Stored entries:
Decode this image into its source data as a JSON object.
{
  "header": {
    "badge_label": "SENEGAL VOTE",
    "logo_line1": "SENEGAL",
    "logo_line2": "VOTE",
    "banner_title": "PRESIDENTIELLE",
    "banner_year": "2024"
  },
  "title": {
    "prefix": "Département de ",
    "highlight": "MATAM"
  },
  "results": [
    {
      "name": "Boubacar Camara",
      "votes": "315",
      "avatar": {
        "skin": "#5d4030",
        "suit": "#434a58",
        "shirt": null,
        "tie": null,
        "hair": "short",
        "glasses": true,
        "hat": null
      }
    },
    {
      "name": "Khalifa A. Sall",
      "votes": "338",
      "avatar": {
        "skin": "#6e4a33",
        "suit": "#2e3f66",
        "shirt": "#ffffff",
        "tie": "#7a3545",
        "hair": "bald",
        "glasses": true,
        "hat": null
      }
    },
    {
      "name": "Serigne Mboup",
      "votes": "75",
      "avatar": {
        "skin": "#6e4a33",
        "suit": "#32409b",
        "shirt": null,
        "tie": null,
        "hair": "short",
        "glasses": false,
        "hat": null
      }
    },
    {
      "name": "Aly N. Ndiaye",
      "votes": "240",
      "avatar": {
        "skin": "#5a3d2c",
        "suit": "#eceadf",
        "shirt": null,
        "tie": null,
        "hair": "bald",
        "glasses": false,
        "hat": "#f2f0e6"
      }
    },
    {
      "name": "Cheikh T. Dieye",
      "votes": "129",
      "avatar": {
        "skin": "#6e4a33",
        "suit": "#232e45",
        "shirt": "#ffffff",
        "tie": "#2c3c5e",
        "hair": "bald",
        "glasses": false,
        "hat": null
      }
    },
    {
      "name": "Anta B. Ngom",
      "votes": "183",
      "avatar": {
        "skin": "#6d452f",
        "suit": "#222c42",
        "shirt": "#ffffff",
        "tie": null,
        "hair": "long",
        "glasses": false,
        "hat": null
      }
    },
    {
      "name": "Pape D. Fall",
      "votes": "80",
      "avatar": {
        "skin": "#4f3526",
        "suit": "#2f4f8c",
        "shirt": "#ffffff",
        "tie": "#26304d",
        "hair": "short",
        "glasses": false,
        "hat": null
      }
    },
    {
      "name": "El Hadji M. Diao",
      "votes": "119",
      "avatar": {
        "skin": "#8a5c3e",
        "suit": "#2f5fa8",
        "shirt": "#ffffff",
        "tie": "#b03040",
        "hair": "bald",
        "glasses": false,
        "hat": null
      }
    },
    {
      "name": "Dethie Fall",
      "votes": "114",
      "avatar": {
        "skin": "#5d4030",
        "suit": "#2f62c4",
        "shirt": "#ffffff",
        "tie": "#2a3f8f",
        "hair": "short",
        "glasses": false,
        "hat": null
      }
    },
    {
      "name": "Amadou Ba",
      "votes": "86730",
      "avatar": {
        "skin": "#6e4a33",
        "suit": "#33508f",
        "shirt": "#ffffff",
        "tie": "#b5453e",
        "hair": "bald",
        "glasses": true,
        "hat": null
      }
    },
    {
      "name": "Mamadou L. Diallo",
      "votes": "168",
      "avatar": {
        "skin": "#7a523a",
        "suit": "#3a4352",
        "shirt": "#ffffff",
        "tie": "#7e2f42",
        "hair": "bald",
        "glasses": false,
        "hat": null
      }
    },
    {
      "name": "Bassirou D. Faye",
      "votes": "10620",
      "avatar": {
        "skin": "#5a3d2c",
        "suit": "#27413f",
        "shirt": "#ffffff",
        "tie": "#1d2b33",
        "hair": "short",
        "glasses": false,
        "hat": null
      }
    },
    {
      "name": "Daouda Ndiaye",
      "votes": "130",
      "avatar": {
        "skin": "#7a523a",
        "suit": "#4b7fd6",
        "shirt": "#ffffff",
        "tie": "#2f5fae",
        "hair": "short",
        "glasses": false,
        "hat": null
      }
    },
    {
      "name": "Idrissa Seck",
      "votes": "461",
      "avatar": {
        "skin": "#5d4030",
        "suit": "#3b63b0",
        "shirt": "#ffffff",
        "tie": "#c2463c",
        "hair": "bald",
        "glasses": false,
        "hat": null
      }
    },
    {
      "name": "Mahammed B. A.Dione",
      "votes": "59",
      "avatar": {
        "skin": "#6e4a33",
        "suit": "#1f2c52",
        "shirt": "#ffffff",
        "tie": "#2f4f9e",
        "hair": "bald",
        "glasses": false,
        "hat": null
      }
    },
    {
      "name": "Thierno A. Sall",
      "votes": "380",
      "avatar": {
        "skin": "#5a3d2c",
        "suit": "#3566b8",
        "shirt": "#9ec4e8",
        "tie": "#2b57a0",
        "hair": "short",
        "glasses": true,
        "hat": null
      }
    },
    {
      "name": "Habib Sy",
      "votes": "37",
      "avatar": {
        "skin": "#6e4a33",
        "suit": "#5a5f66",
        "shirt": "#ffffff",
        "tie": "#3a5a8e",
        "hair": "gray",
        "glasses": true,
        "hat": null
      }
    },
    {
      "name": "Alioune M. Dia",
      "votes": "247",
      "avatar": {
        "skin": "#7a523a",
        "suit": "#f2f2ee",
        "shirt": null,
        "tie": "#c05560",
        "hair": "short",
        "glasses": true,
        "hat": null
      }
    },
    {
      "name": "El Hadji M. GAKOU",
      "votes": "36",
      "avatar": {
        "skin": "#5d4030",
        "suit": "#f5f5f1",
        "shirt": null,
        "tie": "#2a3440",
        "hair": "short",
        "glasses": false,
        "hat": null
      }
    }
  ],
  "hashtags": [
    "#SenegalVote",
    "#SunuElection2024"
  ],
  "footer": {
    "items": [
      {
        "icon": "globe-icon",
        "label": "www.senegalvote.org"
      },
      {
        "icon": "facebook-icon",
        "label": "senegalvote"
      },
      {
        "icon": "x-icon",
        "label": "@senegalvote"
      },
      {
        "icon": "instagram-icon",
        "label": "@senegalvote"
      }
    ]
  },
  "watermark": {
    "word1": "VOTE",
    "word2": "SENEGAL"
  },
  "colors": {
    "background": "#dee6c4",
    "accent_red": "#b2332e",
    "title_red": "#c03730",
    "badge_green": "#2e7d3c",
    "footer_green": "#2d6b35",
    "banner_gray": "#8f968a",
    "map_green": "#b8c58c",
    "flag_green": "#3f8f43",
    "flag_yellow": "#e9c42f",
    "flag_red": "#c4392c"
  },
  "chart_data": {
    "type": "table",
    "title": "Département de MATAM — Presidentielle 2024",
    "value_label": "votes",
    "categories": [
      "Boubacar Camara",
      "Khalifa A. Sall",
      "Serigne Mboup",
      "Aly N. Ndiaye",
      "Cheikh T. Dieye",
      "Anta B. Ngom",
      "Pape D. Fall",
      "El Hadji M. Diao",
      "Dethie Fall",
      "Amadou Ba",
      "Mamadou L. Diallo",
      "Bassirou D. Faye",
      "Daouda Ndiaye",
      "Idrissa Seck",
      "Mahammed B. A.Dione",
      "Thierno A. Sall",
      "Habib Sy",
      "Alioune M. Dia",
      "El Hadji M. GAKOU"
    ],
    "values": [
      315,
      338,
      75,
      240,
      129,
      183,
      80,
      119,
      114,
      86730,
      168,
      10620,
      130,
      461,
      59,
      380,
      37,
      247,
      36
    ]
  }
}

WHAT THE EXERCISE ASKS:
Transcribe each record exactly. Leave nothing out.

SOLUTION TO THE PROBLEM:
Decode this image into its source data as a JSON object.
{
  "header": {
    "badge_label": "SENEGAL VOTE",
    "logo_line1": "SENEGAL",
    "logo_line2": "VOTE",
    "banner_title": "PRESIDENTIELLE",
    "banner_year": "2024"
  },
  "title": {
    "prefix": "Département de ",
    "highlight": "MATAM"
  },
  "results": [
    {
      "name": "Boubacar Camara",
      "votes": "315",
      "avatar": {
        "skin": "#5d4030",
        "suit": "#434a58",
        "shirt": null,
        "tie": null,
        "hair": "short",
        "glasses": true,
        "hat": null
      }
    },
    {
      "name": "Khalifa A. Sall",
      "votes": "338",
      "avatar": {
        "skin": "#6e4a33",
        "suit": "#2e3f66",
        "shirt": "#ffffff",
        "tie": "#7a3545",
        "hair": "bald",
        "glasses": true,
        "hat": null
      }
    },
    {
      "name": "Serigne Mboup",
      "votes": "75",
      "avatar": {
        "skin": "#6e4a33",
        "suit": "#32409b",
        "shirt": null,
        "tie": null,
        "hair": "short",
        "glasses": false,
        "hat": null
      }
    },
    {
      "name": "Aly N. Ndiaye",
      "votes": "240",
      "avatar": {
        "skin": "#5a3d2c",
        "suit": "#eceadf",
        "shirt": null,
        "tie": null,
        "hair": "bald",
        "glasses": false,
        "hat": "#f2f0e6"
      }
    },
    {
      "name": "Cheikh T. Dieye",
      "votes": "129",
      "avatar": {
        "skin": "#6e4a33",
        "suit": "#232e45",
        "shirt": "#ffffff",
        "tie": "#2c3c5e",
        "hair": "bald",
        "glasses": false,
        "hat": null
      }
    },
    {
      "name": "Anta B. Ngom",
      "votes": "183",
      "avatar": {
        "skin": "#6d452f",
        "suit": "#222c42",
        "shirt": "#ffffff",
        "tie": null,
        "hair": "long",
        "glasses": false,
        "hat": null
      }
    },
    {
      "name": "Pape D. Fall",
      "votes": "80",
      "avatar": {
        "skin": "#4f3526",
        "suit": "#2f4f8c",
        "shirt": "#ffffff",
        "tie": "#26304d",
        "hair": "short",
        "glasses": false,
        "hat": null
      }
    },
    {
      "name": "El Hadji M. Diao",
      "votes": "119",
      "avatar": {
        "skin": "#8a5c3e",
        "suit": "#2f5fa8",
        "shirt": "#ffffff",
        "tie": "#b03040",
        "hair": "bald",
        "glasses": false,
        "hat": null
      }
    },
    {
      "name": "Dethie Fall",
      "votes": "114",
      "avatar": {
        "skin": "#5d4030",
        "suit": "#2f62c4",
        "shirt": "#ffffff",
        "tie": "#2a3f8f",
        "hair": "short",
        "glasses": false,
        "hat": null
      }
    },
    {
      "name": "Amadou Ba",
      "votes": "86730",
      "avatar": {
        "skin": "#6e4a33",
        "suit": "#33508f",
        "shirt": "#ffffff",
        "tie": "#b5453e",
        "hair": "bald",
        "glasses": true,
        "hat": null
      }
    },
    {
      "name": "Mamadou L. Diallo",
      "votes": "168",
      "avatar": {
        "skin": "#7a523a",
        "suit": "#3a4352",
        "shirt": "#ffffff",
        "tie": "#7e2f42",
        "hair": "bald",
        "glasses": false,
        "hat": null
      }
    },
    {
      "name": "Bassirou D. Faye",
      "votes": "10620",
      "avatar": {
        "skin": "#5a3d2c",
        "suit": "#27413f",
        "shirt": "#ffffff",
        "tie": "#1d2b33",
        "hair": "short",
        "glasses": false,
        "hat": null
      }
    },
    {
      "name": "Daouda Ndiaye",
      "votes": "130",
      "avatar": {
        "skin": "#7a523a",
        "suit": "#4b7fd6",
        "shirt": "#ffffff",
        "tie": "#2f5fae",
        "hair": "short",
        "glasses": false,
        "hat": null
      }
    },
    {
      "name": "Idrissa Seck",
      "votes": "461",
      "avatar": {
        "skin": "#5d4030",
        "suit": "#3b63b0",
        "shirt": "#ffffff",
        "tie": "#c2463c",
        "hair": "bald",
        "glasses": false,
        "hat": null
      }
    },
    {
      "name": "Mahammed B. A.Dione",
      "votes": "59",
      "avatar": {
        "skin": "#6e4a33",
        "suit": "#1f2c52",
        "shirt": "#ffffff",
        "tie": "#2f4f9e",
        "hair": "bald",
        "glasses": false,
        "hat": null
      }
    },
    {
      "name": "Thierno A. Sall",
      "votes": "380",
      "avatar": {
        "skin": "#5a3d2c",
        "suit": "#3566b8",
        "shirt": "#9ec4e8",
        "tie": "#2b57a0",
        "hair": "short",
        "glasses": true,
        "hat": null
      }
    },
    {
      "name": "Habib Sy",
      "votes": "37",
      "avatar": {
        "skin": "#6e4a33",
        "suit": "#5a5f66",
        "shirt": "#ffffff",
        "tie": "#3a5a8e",
        "hair": "gray",
        "glasses": true,
        "hat": null
      }
    },
    {
      "name": "Alioune M. Dia",
      "votes": "247",
      "avatar": {
        "skin": "#7a523a",
        "suit": "#f2f2ee",
        "shirt": null,
        "tie": "#c05560",
        "hair": "short",
        "glasses": true,
        "hat": null
      }
    },
    {
      "name": "El Hadji M. GAKOU",
      "votes": "36",
      "avatar": {
        "skin": "#5d4030",
        "suit": "#f5f5f1",
        "shirt": null,
        "tie": "#2a3440",
        "hair": "short",
        "glasses": false,
        "hat": null
      }
    }
  ],
  "hashtags": [
    "#SenegalVote",
    "#SunuElection2024"
  ],
  "footer": {
    "items": [
      {
        "icon": "globe-icon",
        "label": "www.senegalvote.org"
      },
      {
        "icon": "facebook-icon",
        "label": "senegalvote"
      },
      {
        "icon": "x-icon",
        "label": "@senegalvote"
      },
      {
        "icon": "instagram-icon",
        "label": "@senegalvote"
      }
    ]
  },
  "watermark": {
    "word1": "VOTE",
    "word2": "SENEGAL"
  },
  "colors": {
    "background": "#dee6c4",
    "accent_red": "#b2332e",
    "title_red": "#c03730",
    "badge_green": "#2e7d3c",
    "footer_green": "#2d6b35",
    "banner_gray": "#8f968a",
    "map_green": "#b8c58c",
    "flag_green": "#3f8f43",
    "flag_yellow": "#e9c42f",
    "flag_red": "#c4392c"
  },
  "chart_data": {
    "type": "table",
    "title": "Département de MATAM — Presidentielle 2024",
    "value_label": "votes",
    "categories": [
      "Boubacar Camara",
      "Khalifa A. Sall",
      "Serigne Mboup",
      "Aly N. Ndiaye",
      "Cheikh T. Dieye",
      "Anta B. Ngom",
      "Pape D. Fall",
      "El Hadji M. Diao",
      "Dethie Fall",
      "Amadou Ba",
      "Mamadou L. Diallo",
      "Bassirou D. Faye",
      "Daouda Ndiaye",
      "Idrissa Seck",
      "Mahammed B. A.Dione",
      "Thierno A. Sall",
      "Habib Sy",
      "Alioune M. Dia",
      "El Hadji M. GAKOU"
    ],
    "values": [
      315,
      338,
      75,
      240,
      129,
      183,
      80,
      119,
      114,
      86730,
      168,
      10620,
      130,
      461,
      59,
      380,
      37,
      247,
      36
    ]
  }
}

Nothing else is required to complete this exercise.